Reproduce these lines with "Not connected" swapped for "Offline" and nothing else changed, leaving out the picture.

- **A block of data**
--- START ---

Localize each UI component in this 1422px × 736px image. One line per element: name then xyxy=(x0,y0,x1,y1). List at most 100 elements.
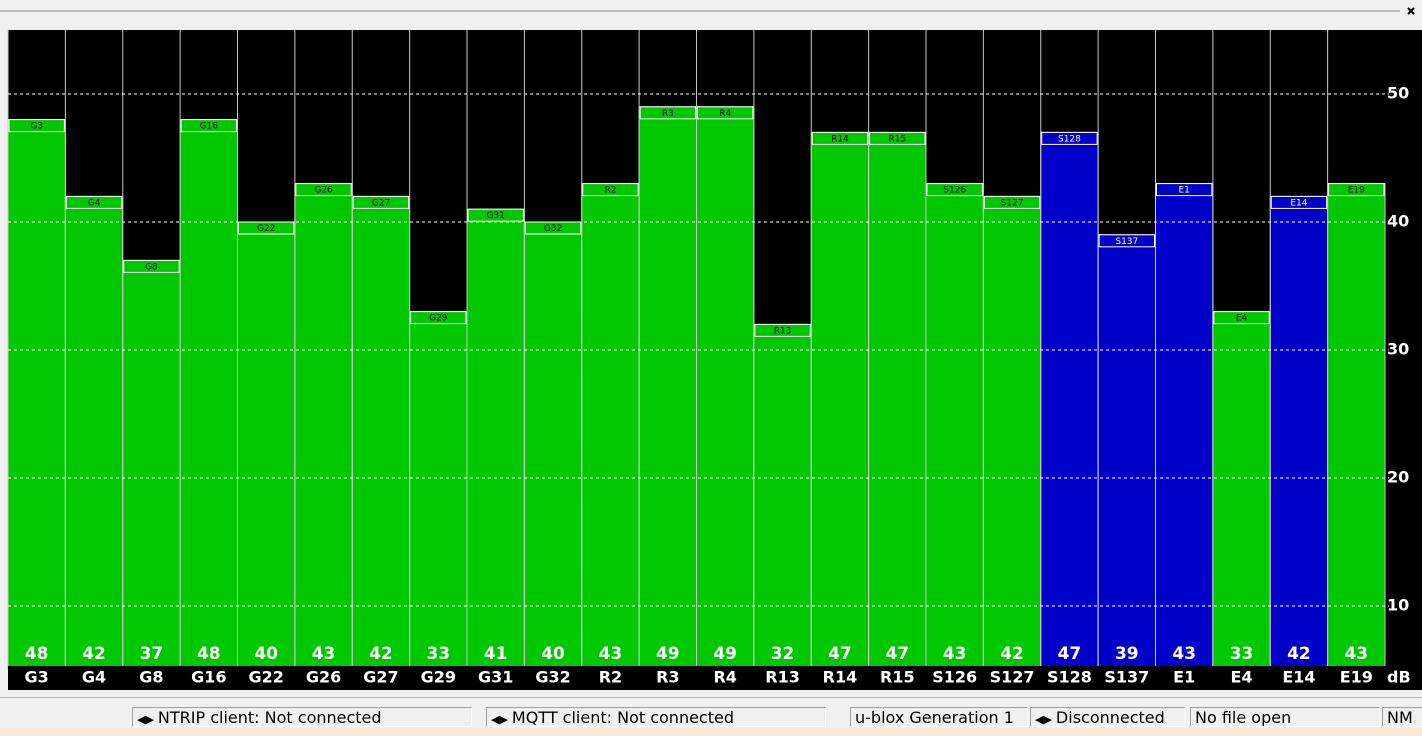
bar-label-box xyxy=(524,221,582,235)
bar-label: E19 xyxy=(1348,186,1365,196)
x-tick-label: G32 xyxy=(535,668,570,687)
label-strip xyxy=(8,666,1422,690)
bar-label: G31 xyxy=(486,211,504,221)
value-label: 49 xyxy=(713,644,737,664)
bar-label: G26 xyxy=(314,186,333,196)
value-label: 47 xyxy=(885,644,909,664)
bar-label-box xyxy=(8,119,65,133)
x-tick-label: G26 xyxy=(306,668,341,687)
bar-label-box xyxy=(1156,183,1213,197)
ntrip-status[interactable]: ◀▶ NTRIP client: Not connected xyxy=(132,707,472,727)
bar-label-box xyxy=(1098,234,1155,248)
bar-label: E1 xyxy=(1178,186,1189,196)
x-tick-label: R3 xyxy=(656,668,679,687)
bar-label: G22 xyxy=(257,224,275,234)
bar xyxy=(581,183,640,671)
bar xyxy=(64,195,124,671)
bar-label: G4 xyxy=(88,198,101,208)
bar-label-box xyxy=(410,311,467,325)
status-text: NM xyxy=(1387,708,1413,727)
status-text: MQTT client: Not connected xyxy=(511,708,734,727)
value-label: 49 xyxy=(656,644,680,664)
bar xyxy=(237,221,296,671)
bar xyxy=(7,119,66,671)
x-tick-label: E1 xyxy=(1173,668,1195,687)
bar-label-box xyxy=(869,131,926,145)
bar-label: R3 xyxy=(662,109,674,119)
value-label: 47 xyxy=(828,644,852,664)
bar-label-box xyxy=(983,195,1041,209)
x-tick-label: G16 xyxy=(191,668,226,687)
x-tick-label: R15 xyxy=(880,668,915,687)
connection-status[interactable]: ◀▶ Disconnected xyxy=(1030,707,1185,727)
bar-label: G16 xyxy=(200,122,219,132)
bar-label-box xyxy=(352,195,410,209)
bar xyxy=(122,259,181,671)
bar xyxy=(925,183,984,671)
x-tick-label: G22 xyxy=(248,668,283,687)
status-bar: ◀▶ NTRIP client: Not connected ◀▶ MQTT cli… xyxy=(0,697,1422,736)
receiver-status: u-blox Generation 1 xyxy=(850,707,1028,727)
bar xyxy=(638,106,697,671)
x-tick-label: S137 xyxy=(1104,668,1149,687)
bar-label-box xyxy=(123,259,180,273)
x-tick-label: R4 xyxy=(713,668,736,687)
close-button[interactable] xyxy=(1407,7,1415,15)
nmea-status: NM xyxy=(1382,707,1422,727)
bar-label-box xyxy=(1270,195,1328,209)
mqtt-status[interactable]: ◀▶ MQTT client: Not connected xyxy=(486,707,826,727)
bar xyxy=(1327,183,1386,671)
y-tick-label: 40 xyxy=(1387,212,1409,231)
bar xyxy=(351,195,411,671)
x-tick-label: G3 xyxy=(25,668,49,687)
value-label: 37 xyxy=(140,644,164,664)
value-label: 42 xyxy=(1287,644,1311,664)
y-unit-label: dB xyxy=(1387,668,1411,687)
status-text: No file open xyxy=(1195,708,1292,727)
bar-label: G8 xyxy=(145,262,158,272)
bar-label: S126 xyxy=(943,186,966,196)
value-label: 43 xyxy=(943,644,967,664)
bar xyxy=(179,119,238,671)
bar-label-box xyxy=(582,183,639,197)
bar-label: S128 xyxy=(1058,134,1081,144)
value-label: 33 xyxy=(426,644,450,664)
bar-label: R14 xyxy=(831,134,849,144)
x-tick-label: G27 xyxy=(363,668,398,687)
x-tick-label: R14 xyxy=(823,668,858,687)
value-label: 43 xyxy=(1344,644,1368,664)
y-tick-label: 10 xyxy=(1387,596,1409,615)
bar-label: R13 xyxy=(774,326,792,336)
x-tick-label: S126 xyxy=(932,668,977,687)
bar-label-box xyxy=(1328,183,1385,197)
x-tick-label: R13 xyxy=(765,668,800,687)
value-label: 42 xyxy=(369,644,393,664)
bar-label-box xyxy=(1041,131,1098,145)
bar-label-box xyxy=(811,131,869,145)
bar xyxy=(466,208,525,671)
bar xyxy=(1269,195,1329,671)
bar xyxy=(1097,234,1156,671)
bar-label: E4 xyxy=(1236,314,1248,324)
value-label: 39 xyxy=(1115,644,1139,664)
value-label: 33 xyxy=(1230,644,1254,664)
x-tick-label: S128 xyxy=(1047,668,1092,687)
bar xyxy=(294,183,353,671)
chart: G3 G4 G8 G16 G22 G26 G27 G29 G31 G32 R2 R3 R4 R13 R14 R… xyxy=(0,7,1422,690)
bar xyxy=(810,131,870,671)
file-status: No file open xyxy=(1190,707,1380,727)
bar xyxy=(696,106,755,671)
bar-label: R4 xyxy=(719,109,731,119)
y-tick-label: 30 xyxy=(1387,340,1409,359)
x-tick-label: S127 xyxy=(990,668,1035,687)
bar-label: R2 xyxy=(604,186,616,196)
bar-label-box xyxy=(926,183,983,197)
value-label: 48 xyxy=(25,644,49,664)
bar-label: G32 xyxy=(544,224,562,234)
value-label: 40 xyxy=(254,644,278,664)
bar xyxy=(1212,311,1271,671)
bar-label: S137 xyxy=(1115,237,1138,247)
bar-label: G3 xyxy=(30,122,43,132)
bar-label-box xyxy=(467,208,524,222)
bar-label: S127 xyxy=(1001,198,1024,208)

--- END ---

- **Exercise answer**
Localize each UI component in this 1422px × 736px image. One line per element: name then xyxy=(x0,y0,x1,y1). List at most 100 elements.
bar-label-box xyxy=(524,221,582,235)
bar-label: E19 xyxy=(1348,186,1365,196)
x-tick-label: G32 xyxy=(535,668,570,687)
label-strip xyxy=(8,666,1422,690)
bar-label: G31 xyxy=(486,211,504,221)
value-label: 49 xyxy=(713,644,737,664)
bar-label: G26 xyxy=(314,186,333,196)
value-label: 47 xyxy=(885,644,909,664)
bar-label-box xyxy=(8,119,65,133)
x-tick-label: G26 xyxy=(306,668,341,687)
bar-label-box xyxy=(1156,183,1213,197)
ntrip-status[interactable]: ◀▶ NTRIP client: Offline xyxy=(132,707,472,727)
bar-label-box xyxy=(1098,234,1155,248)
bar-label: E1 xyxy=(1178,186,1189,196)
x-tick-label: R3 xyxy=(656,668,679,687)
bar-label: G22 xyxy=(257,224,275,234)
bar xyxy=(581,183,640,671)
bar xyxy=(64,195,124,671)
bar-label: G4 xyxy=(88,198,101,208)
bar-label-box xyxy=(410,311,467,325)
status-text: NM xyxy=(1387,708,1413,727)
status-text: MQTT client: Offline xyxy=(511,708,734,727)
value-label: 49 xyxy=(656,644,680,664)
bar xyxy=(237,221,296,671)
bar xyxy=(7,119,66,671)
x-tick-label: E1 xyxy=(1173,668,1195,687)
bar-label-box xyxy=(869,131,926,145)
bar-label: R3 xyxy=(662,109,674,119)
value-label: 47 xyxy=(828,644,852,664)
bar-label-box xyxy=(983,195,1041,209)
x-tick-label: G16 xyxy=(191,668,226,687)
x-tick-label: R15 xyxy=(880,668,915,687)
connection-status[interactable]: ◀▶ Disconnected xyxy=(1030,707,1185,727)
bar-label: G16 xyxy=(200,122,219,132)
bar-label-box xyxy=(352,195,410,209)
bar xyxy=(122,259,181,671)
bar xyxy=(925,183,984,671)
x-tick-label: G22 xyxy=(248,668,283,687)
status-bar: ◀▶ NTRIP client: Offline ◀▶ MQTT cli… xyxy=(0,697,1422,736)
receiver-status: u-blox Generation 1 xyxy=(850,707,1028,727)
bar xyxy=(638,106,697,671)
x-tick-label: S137 xyxy=(1104,668,1149,687)
bar-label-box xyxy=(123,259,180,273)
x-tick-label: R4 xyxy=(713,668,736,687)
close-button[interactable] xyxy=(1407,7,1415,15)
nmea-status: NM xyxy=(1382,707,1422,727)
bar-label-box xyxy=(1270,195,1328,209)
mqtt-status[interactable]: ◀▶ MQTT client: Offline xyxy=(486,707,826,727)
bar xyxy=(1327,183,1386,671)
y-tick-label: 40 xyxy=(1387,212,1409,231)
bar xyxy=(351,195,411,671)
x-tick-label: G3 xyxy=(25,668,49,687)
value-label: 37 xyxy=(140,644,164,664)
value-label: 42 xyxy=(1287,644,1311,664)
y-unit-label: dB xyxy=(1387,668,1411,687)
status-text: No file open xyxy=(1195,708,1292,727)
bar-label: G8 xyxy=(145,262,158,272)
bar-label: S126 xyxy=(943,186,966,196)
value-label: 43 xyxy=(943,644,967,664)
bar xyxy=(179,119,238,671)
bar-label-box xyxy=(582,183,639,197)
bar-label: S128 xyxy=(1058,134,1081,144)
value-label: 33 xyxy=(426,644,450,664)
bar-label: R14 xyxy=(831,134,849,144)
x-tick-label: G27 xyxy=(363,668,398,687)
x-tick-label: R14 xyxy=(823,668,858,687)
value-label: 43 xyxy=(1344,644,1368,664)
y-tick-label: 10 xyxy=(1387,596,1409,615)
bar-label: R13 xyxy=(774,326,792,336)
x-tick-label: S126 xyxy=(932,668,977,687)
bar-label-box xyxy=(1328,183,1385,197)
x-tick-label: R13 xyxy=(765,668,800,687)
value-label: 42 xyxy=(369,644,393,664)
bar-label-box xyxy=(1041,131,1098,145)
bar-label-box xyxy=(811,131,869,145)
bar xyxy=(466,208,525,671)
bar xyxy=(1269,195,1329,671)
bar xyxy=(1097,234,1156,671)
bar-label: E4 xyxy=(1236,314,1248,324)
value-label: 39 xyxy=(1115,644,1139,664)
value-label: 33 xyxy=(1230,644,1254,664)
x-tick-label: S128 xyxy=(1047,668,1092,687)
bar xyxy=(294,183,353,671)
chart: G3 G4 G8 G16 G22 G26 G27 G29 G31 G32 R2 R3 R4 R13 R14 R… xyxy=(0,7,1422,690)
bar xyxy=(810,131,870,671)
file-status: No file open xyxy=(1190,707,1380,727)
bar xyxy=(696,106,755,671)
bar-label: R4 xyxy=(719,109,731,119)
y-tick-label: 30 xyxy=(1387,340,1409,359)
x-tick-label: S127 xyxy=(990,668,1035,687)
bar-label: R2 xyxy=(604,186,616,196)
bar-label-box xyxy=(926,183,983,197)
value-label: 48 xyxy=(25,644,49,664)
bar-label: G32 xyxy=(544,224,562,234)
value-label: 40 xyxy=(254,644,278,664)
bar xyxy=(1212,311,1271,671)
bar-label: S137 xyxy=(1115,237,1138,247)
bar-label: G3 xyxy=(30,122,43,132)
bar-label-box xyxy=(467,208,524,222)
bar-label: S127 xyxy=(1001,198,1024,208)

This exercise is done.